■ **Problem to work on**: From the listing below, count the lines where the string "name" occurs. Give the number, with no other words.
[Start]
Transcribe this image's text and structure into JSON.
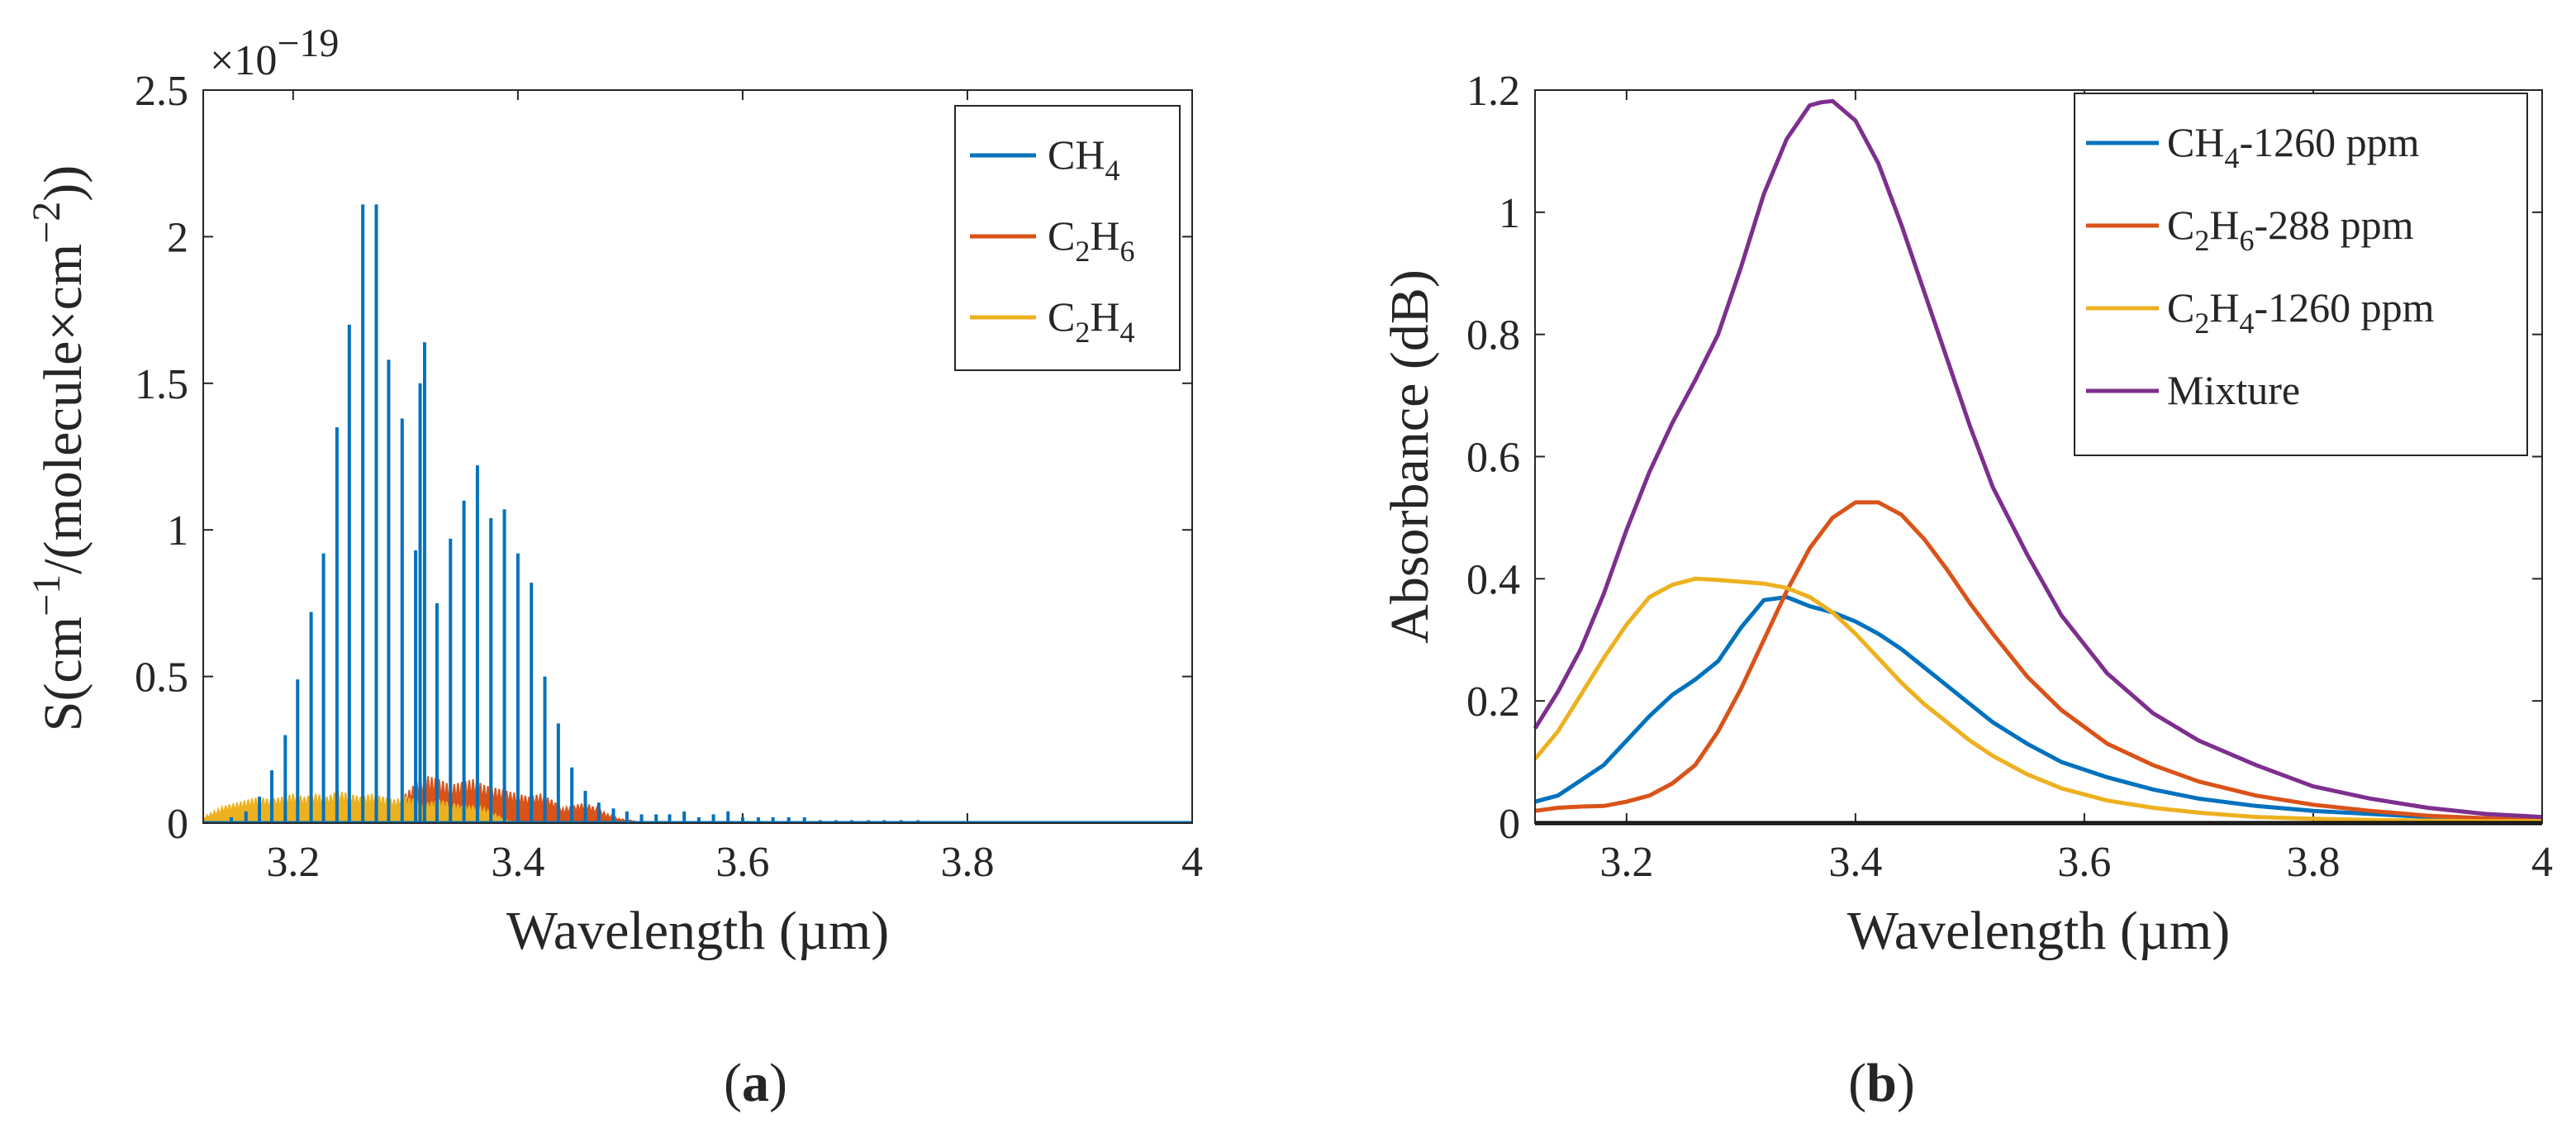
{
  "chart_data": [
    {
      "panel": "a",
      "type": "line",
      "title": "",
      "xlabel": "Wavelength (µm)",
      "ylabel_parts": [
        "S(cm",
        "−1",
        "/(molecule×cm",
        "−2",
        "))"
      ],
      "xlim": [
        3.12,
        4.0
      ],
      "ylim": [
        0,
        2.5
      ],
      "y_multiplier": "×10",
      "y_multiplier_exp": "−19",
      "xticks": [
        3.2,
        3.4,
        3.6,
        3.8,
        4.0
      ],
      "xtick_labels": [
        "3.2",
        "3.4",
        "3.6",
        "3.8",
        "4"
      ],
      "yticks": [
        0,
        0.5,
        1,
        1.5,
        2,
        2.5
      ],
      "ytick_labels": [
        "0",
        "0.5",
        "1",
        "1.5",
        "2",
        "2.5"
      ],
      "legend_position": "top-right",
      "series": [
        {
          "name": "CH4",
          "legend_base": "CH",
          "legend_sub1": "4",
          "color": "#0072BD",
          "kind": "stick",
          "lines": [
            {
              "x": 3.145,
              "y": 0.02
            },
            {
              "x": 3.158,
              "y": 0.04
            },
            {
              "x": 3.17,
              "y": 0.09
            },
            {
              "x": 3.181,
              "y": 0.18
            },
            {
              "x": 3.193,
              "y": 0.3
            },
            {
              "x": 3.204,
              "y": 0.49
            },
            {
              "x": 3.216,
              "y": 0.72
            },
            {
              "x": 3.227,
              "y": 0.92
            },
            {
              "x": 3.239,
              "y": 1.35
            },
            {
              "x": 3.25,
              "y": 1.7
            },
            {
              "x": 3.262,
              "y": 2.11
            },
            {
              "x": 3.274,
              "y": 2.11
            },
            {
              "x": 3.285,
              "y": 1.58
            },
            {
              "x": 3.297,
              "y": 1.38
            },
            {
              "x": 3.309,
              "y": 0.93
            },
            {
              "x": 3.313,
              "y": 1.5
            },
            {
              "x": 3.317,
              "y": 1.64
            },
            {
              "x": 3.328,
              "y": 0.75
            },
            {
              "x": 3.34,
              "y": 0.97
            },
            {
              "x": 3.352,
              "y": 1.1
            },
            {
              "x": 3.364,
              "y": 1.22
            },
            {
              "x": 3.376,
              "y": 1.04
            },
            {
              "x": 3.388,
              "y": 1.07
            },
            {
              "x": 3.4,
              "y": 0.92
            },
            {
              "x": 3.412,
              "y": 0.82
            },
            {
              "x": 3.424,
              "y": 0.5
            },
            {
              "x": 3.436,
              "y": 0.34
            },
            {
              "x": 3.448,
              "y": 0.19
            },
            {
              "x": 3.46,
              "y": 0.11
            },
            {
              "x": 3.472,
              "y": 0.07
            },
            {
              "x": 3.485,
              "y": 0.05
            },
            {
              "x": 3.497,
              "y": 0.04
            },
            {
              "x": 3.51,
              "y": 0.03
            },
            {
              "x": 3.523,
              "y": 0.03
            },
            {
              "x": 3.535,
              "y": 0.03
            },
            {
              "x": 3.548,
              "y": 0.04
            },
            {
              "x": 3.561,
              "y": 0.02
            },
            {
              "x": 3.574,
              "y": 0.03
            },
            {
              "x": 3.587,
              "y": 0.04
            },
            {
              "x": 3.6,
              "y": 0.02
            },
            {
              "x": 3.614,
              "y": 0.02
            },
            {
              "x": 3.627,
              "y": 0.02
            },
            {
              "x": 3.641,
              "y": 0.02
            },
            {
              "x": 3.655,
              "y": 0.02
            },
            {
              "x": 3.669,
              "y": 0.01
            },
            {
              "x": 3.683,
              "y": 0.01
            },
            {
              "x": 3.697,
              "y": 0.01
            },
            {
              "x": 3.712,
              "y": 0.01
            },
            {
              "x": 3.726,
              "y": 0.01
            },
            {
              "x": 3.741,
              "y": 0.01
            },
            {
              "x": 3.756,
              "y": 0.01
            },
            {
              "x": 3.771,
              "y": 0.005
            },
            {
              "x": 3.786,
              "y": 0.005
            },
            {
              "x": 3.801,
              "y": 0.005
            },
            {
              "x": 3.816,
              "y": 0.005
            },
            {
              "x": 3.832,
              "y": 0.005
            },
            {
              "x": 3.848,
              "y": 0.005
            },
            {
              "x": 3.864,
              "y": 0.005
            },
            {
              "x": 3.88,
              "y": 0.005
            },
            {
              "x": 3.896,
              "y": 0.005
            },
            {
              "x": 3.912,
              "y": 0.005
            },
            {
              "x": 3.929,
              "y": 0.005
            },
            {
              "x": 3.946,
              "y": 0.005
            },
            {
              "x": 3.963,
              "y": 0.005
            },
            {
              "x": 3.98,
              "y": 0.005
            },
            {
              "x": 3.997,
              "y": 0.005
            }
          ]
        },
        {
          "name": "C2H6",
          "legend_base": "C",
          "legend_sub1": "2",
          "legend_mid": "H",
          "legend_sub2": "6",
          "color": "#D95319",
          "kind": "band",
          "envelope": [
            [
              3.28,
              0.0
            ],
            [
              3.29,
              0.06
            ],
            [
              3.3,
              0.1
            ],
            [
              3.31,
              0.14
            ],
            [
              3.32,
              0.16
            ],
            [
              3.33,
              0.15
            ],
            [
              3.34,
              0.13
            ],
            [
              3.35,
              0.14
            ],
            [
              3.36,
              0.15
            ],
            [
              3.37,
              0.13
            ],
            [
              3.38,
              0.12
            ],
            [
              3.39,
              0.11
            ],
            [
              3.4,
              0.1
            ],
            [
              3.41,
              0.09
            ],
            [
              3.42,
              0.1
            ],
            [
              3.43,
              0.08
            ],
            [
              3.44,
              0.05
            ],
            [
              3.45,
              0.06
            ],
            [
              3.46,
              0.07
            ],
            [
              3.47,
              0.05
            ],
            [
              3.48,
              0.03
            ],
            [
              3.49,
              0.015
            ],
            [
              3.5,
              0.01
            ],
            [
              3.51,
              0.0
            ]
          ]
        },
        {
          "name": "C2H4",
          "legend_base": "C",
          "legend_sub1": "2",
          "legend_mid": "H",
          "legend_sub2": "4",
          "color": "#EDB120",
          "kind": "band",
          "envelope": [
            [
              3.12,
              0.02
            ],
            [
              3.13,
              0.04
            ],
            [
              3.14,
              0.06
            ],
            [
              3.15,
              0.07
            ],
            [
              3.16,
              0.08
            ],
            [
              3.17,
              0.09
            ],
            [
              3.18,
              0.08
            ],
            [
              3.19,
              0.09
            ],
            [
              3.2,
              0.1
            ],
            [
              3.21,
              0.09
            ],
            [
              3.22,
              0.1
            ],
            [
              3.23,
              0.09
            ],
            [
              3.24,
              0.11
            ],
            [
              3.25,
              0.1
            ],
            [
              3.26,
              0.09
            ],
            [
              3.27,
              0.1
            ],
            [
              3.28,
              0.09
            ],
            [
              3.29,
              0.08
            ],
            [
              3.3,
              0.09
            ],
            [
              3.31,
              0.08
            ],
            [
              3.32,
              0.07
            ],
            [
              3.33,
              0.08
            ],
            [
              3.34,
              0.07
            ],
            [
              3.35,
              0.06
            ],
            [
              3.36,
              0.06
            ],
            [
              3.37,
              0.05
            ],
            [
              3.38,
              0.03
            ],
            [
              3.39,
              0.01
            ],
            [
              3.4,
              0.0
            ]
          ]
        }
      ]
    },
    {
      "panel": "b",
      "type": "line",
      "title": "",
      "xlabel": "Wavelength (µm)",
      "ylabel": "Absorbance (dB)",
      "xlim": [
        3.12,
        4.0
      ],
      "ylim": [
        0,
        1.2
      ],
      "xticks": [
        3.2,
        3.4,
        3.6,
        3.8,
        4.0
      ],
      "xtick_labels": [
        "3.2",
        "3.4",
        "3.6",
        "3.8",
        "4"
      ],
      "yticks": [
        0,
        0.2,
        0.4,
        0.6,
        0.8,
        1.0,
        1.2
      ],
      "ytick_labels": [
        "0",
        "0.2",
        "0.4",
        "0.6",
        "0.8",
        "1",
        "1.2"
      ],
      "legend_position": "top-right",
      "series": [
        {
          "name": "CH4-1260 ppm",
          "legend_base": "CH",
          "legend_sub1": "4",
          "legend_tail": "-1260 ppm",
          "color": "#0072BD",
          "x": [
            3.12,
            3.14,
            3.16,
            3.18,
            3.2,
            3.22,
            3.24,
            3.26,
            3.28,
            3.3,
            3.32,
            3.34,
            3.36,
            3.38,
            3.4,
            3.42,
            3.44,
            3.46,
            3.48,
            3.5,
            3.52,
            3.55,
            3.58,
            3.62,
            3.66,
            3.7,
            3.75,
            3.8,
            3.85,
            3.9,
            3.95,
            4.0
          ],
          "y": [
            0.035,
            0.045,
            0.07,
            0.095,
            0.135,
            0.175,
            0.21,
            0.235,
            0.265,
            0.32,
            0.365,
            0.37,
            0.355,
            0.345,
            0.33,
            0.31,
            0.285,
            0.255,
            0.225,
            0.195,
            0.165,
            0.13,
            0.1,
            0.075,
            0.055,
            0.04,
            0.028,
            0.02,
            0.015,
            0.01,
            0.008,
            0.007
          ]
        },
        {
          "name": "C2H6-288 ppm",
          "legend_base": "C",
          "legend_sub1": "2",
          "legend_mid": "H",
          "legend_sub2": "6",
          "legend_tail": "-288 ppm",
          "color": "#D95319",
          "x": [
            3.12,
            3.14,
            3.16,
            3.18,
            3.2,
            3.22,
            3.24,
            3.26,
            3.28,
            3.3,
            3.32,
            3.34,
            3.36,
            3.38,
            3.4,
            3.42,
            3.44,
            3.46,
            3.48,
            3.5,
            3.52,
            3.55,
            3.58,
            3.62,
            3.66,
            3.7,
            3.75,
            3.8,
            3.85,
            3.9,
            3.95,
            4.0
          ],
          "y": [
            0.02,
            0.025,
            0.027,
            0.028,
            0.035,
            0.045,
            0.065,
            0.095,
            0.15,
            0.22,
            0.3,
            0.38,
            0.45,
            0.5,
            0.525,
            0.525,
            0.505,
            0.465,
            0.415,
            0.36,
            0.31,
            0.24,
            0.185,
            0.13,
            0.095,
            0.068,
            0.045,
            0.03,
            0.02,
            0.012,
            0.008,
            0.006
          ]
        },
        {
          "name": "C2H4-1260 ppm",
          "legend_base": "C",
          "legend_sub1": "2",
          "legend_mid": "H",
          "legend_sub2": "4",
          "legend_tail": "-1260 ppm",
          "color": "#EDB120",
          "x": [
            3.12,
            3.14,
            3.16,
            3.18,
            3.2,
            3.22,
            3.24,
            3.26,
            3.28,
            3.3,
            3.32,
            3.34,
            3.36,
            3.38,
            3.4,
            3.42,
            3.44,
            3.46,
            3.48,
            3.5,
            3.52,
            3.55,
            3.58,
            3.62,
            3.66,
            3.7,
            3.75,
            3.8,
            3.85,
            3.9,
            3.95,
            4.0
          ],
          "y": [
            0.105,
            0.15,
            0.21,
            0.27,
            0.325,
            0.37,
            0.39,
            0.4,
            0.398,
            0.395,
            0.392,
            0.385,
            0.37,
            0.345,
            0.31,
            0.27,
            0.23,
            0.195,
            0.165,
            0.135,
            0.11,
            0.08,
            0.057,
            0.037,
            0.025,
            0.017,
            0.01,
            0.007,
            0.005,
            0.004,
            0.003,
            0.003
          ]
        },
        {
          "name": "Mixture",
          "legend_base": "Mixture",
          "color": "#7E2F8E",
          "x": [
            3.12,
            3.14,
            3.16,
            3.18,
            3.2,
            3.22,
            3.24,
            3.26,
            3.28,
            3.3,
            3.32,
            3.34,
            3.36,
            3.37,
            3.38,
            3.4,
            3.42,
            3.44,
            3.46,
            3.48,
            3.5,
            3.52,
            3.55,
            3.58,
            3.62,
            3.66,
            3.7,
            3.75,
            3.8,
            3.85,
            3.9,
            3.95,
            4.0
          ],
          "y": [
            0.155,
            0.215,
            0.285,
            0.375,
            0.48,
            0.575,
            0.655,
            0.725,
            0.8,
            0.91,
            1.03,
            1.12,
            1.175,
            1.18,
            1.182,
            1.15,
            1.08,
            0.98,
            0.87,
            0.76,
            0.65,
            0.55,
            0.44,
            0.34,
            0.245,
            0.18,
            0.135,
            0.095,
            0.06,
            0.04,
            0.025,
            0.015,
            0.01
          ]
        }
      ]
    }
  ],
  "panel_labels": [
    "(a)",
    "(b)"
  ],
  "axis_color": "#262626"
}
[End]
■ **Complete answer**: 7